Data entries
Begin
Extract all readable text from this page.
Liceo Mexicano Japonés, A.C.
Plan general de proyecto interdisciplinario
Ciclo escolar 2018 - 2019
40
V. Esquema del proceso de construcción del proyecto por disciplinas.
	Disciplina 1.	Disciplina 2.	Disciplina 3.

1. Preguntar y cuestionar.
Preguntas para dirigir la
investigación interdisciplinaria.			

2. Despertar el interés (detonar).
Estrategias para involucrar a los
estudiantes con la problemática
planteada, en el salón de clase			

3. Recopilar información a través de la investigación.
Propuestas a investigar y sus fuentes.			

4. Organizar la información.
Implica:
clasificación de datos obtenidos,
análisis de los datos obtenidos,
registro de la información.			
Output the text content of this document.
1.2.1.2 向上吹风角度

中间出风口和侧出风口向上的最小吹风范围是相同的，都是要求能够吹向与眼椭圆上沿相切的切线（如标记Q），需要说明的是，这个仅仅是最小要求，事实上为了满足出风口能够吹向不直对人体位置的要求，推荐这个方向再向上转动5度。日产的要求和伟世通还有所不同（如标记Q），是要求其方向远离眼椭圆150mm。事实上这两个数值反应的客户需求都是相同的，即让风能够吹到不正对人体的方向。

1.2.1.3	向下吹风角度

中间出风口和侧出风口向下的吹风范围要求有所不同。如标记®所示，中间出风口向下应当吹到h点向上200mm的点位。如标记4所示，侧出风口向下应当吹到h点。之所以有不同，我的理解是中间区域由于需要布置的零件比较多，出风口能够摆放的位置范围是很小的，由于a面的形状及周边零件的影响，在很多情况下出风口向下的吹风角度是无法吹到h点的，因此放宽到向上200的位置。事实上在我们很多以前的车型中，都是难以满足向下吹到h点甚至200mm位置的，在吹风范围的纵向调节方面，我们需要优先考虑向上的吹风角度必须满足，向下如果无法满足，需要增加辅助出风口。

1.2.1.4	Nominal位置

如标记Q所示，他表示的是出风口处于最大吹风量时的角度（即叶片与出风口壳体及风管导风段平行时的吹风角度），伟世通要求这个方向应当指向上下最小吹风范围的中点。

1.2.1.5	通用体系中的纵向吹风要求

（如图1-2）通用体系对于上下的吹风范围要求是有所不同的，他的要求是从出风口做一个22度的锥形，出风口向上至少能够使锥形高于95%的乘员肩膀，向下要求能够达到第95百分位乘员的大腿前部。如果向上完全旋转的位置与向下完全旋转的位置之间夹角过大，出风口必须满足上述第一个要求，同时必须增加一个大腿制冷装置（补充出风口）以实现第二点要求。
End
Would you restate each of the entries word for word?

### Task result
Extract all readable text from this page.
Liceo Mexicano Japonés, A.C.
Plan general de proyecto interdisciplinario
Ciclo escolar 2018 - 2019
40
V. Esquema del proceso de construcción del proyecto por disciplinas.
	Disciplina 1.	Disciplina 2.	Disciplina 3.

1. Preguntar y cuestionar.
Preguntas para dirigir la
investigación interdisciplinaria.			

2. Despertar el interés (detonar).
Estrategias para involucrar a los
estudiantes con la problemática
planteada, en el salón de clase			

3. Recopilar información a través de la investigación.
Propuestas a investigar y sus fuentes.			

4. Organizar la información.
Implica:
clasificación de datos obtenidos,
análisis de los datos obtenidos,
registro de la información.			
Output the text content of this document.
1.2.1.2 向上吹风角度

中间出风口和侧出风口向上的最小吹风范围是相同的，都是要求能够吹向与眼椭圆上沿相切的切线（如标记Q），需要说明的是，这个仅仅是最小要求，事实上为了满足出风口能够吹向不直对人体位置的要求，推荐这个方向再向上转动5度。日产的要求和伟世通还有所不同（如标记Q），是要求其方向远离眼椭圆150mm。事实上这两个数值反应的客户需求都是相同的，即让风能够吹到不正对人体的方向。

1.2.1.3	向下吹风角度

中间出风口和侧出风口向下的吹风范围要求有所不同。如标记®所示，中间出风口向下应当吹到h点向上200mm的点位。如标记4所示，侧出风口向下应当吹到h点。之所以有不同，我的理解是中间区域由于需要布置的零件比较多，出风口能够摆放的位置范围是很小的，由于a面的形状及周边零件的影响，在很多情况下出风口向下的吹风角度是无法吹到h点的，因此放宽到向上200的位置。事实上在我们很多以前的车型中，都是难以满足向下吹到h点甚至200mm位置的，在吹风范围的纵向调节方面，我们需要优先考虑向上的吹风角度必须满足，向下如果无法满足，需要增加辅助出风口。

1.2.1.4	Nominal位置

如标记Q所示，他表示的是出风口处于最大吹风量时的角度（即叶片与出风口壳体及风管导风段平行时的吹风角度），伟世通要求这个方向应当指向上下最小吹风范围的中点。

1.2.1.5	通用体系中的纵向吹风要求

（如图1-2）通用体系对于上下的吹风范围要求是有所不同的，他的要求是从出风口做一个22度的锥形，出风口向上至少能够使锥形高于95%的乘员肩膀，向下要求能够达到第95百分位乘员的大腿前部。如果向上完全旋转的位置与向下完全旋转的位置之间夹角过大，出风口必须满足上述第一个要求，同时必须增加一个大腿制冷装置（补充出风口）以实现第二点要求。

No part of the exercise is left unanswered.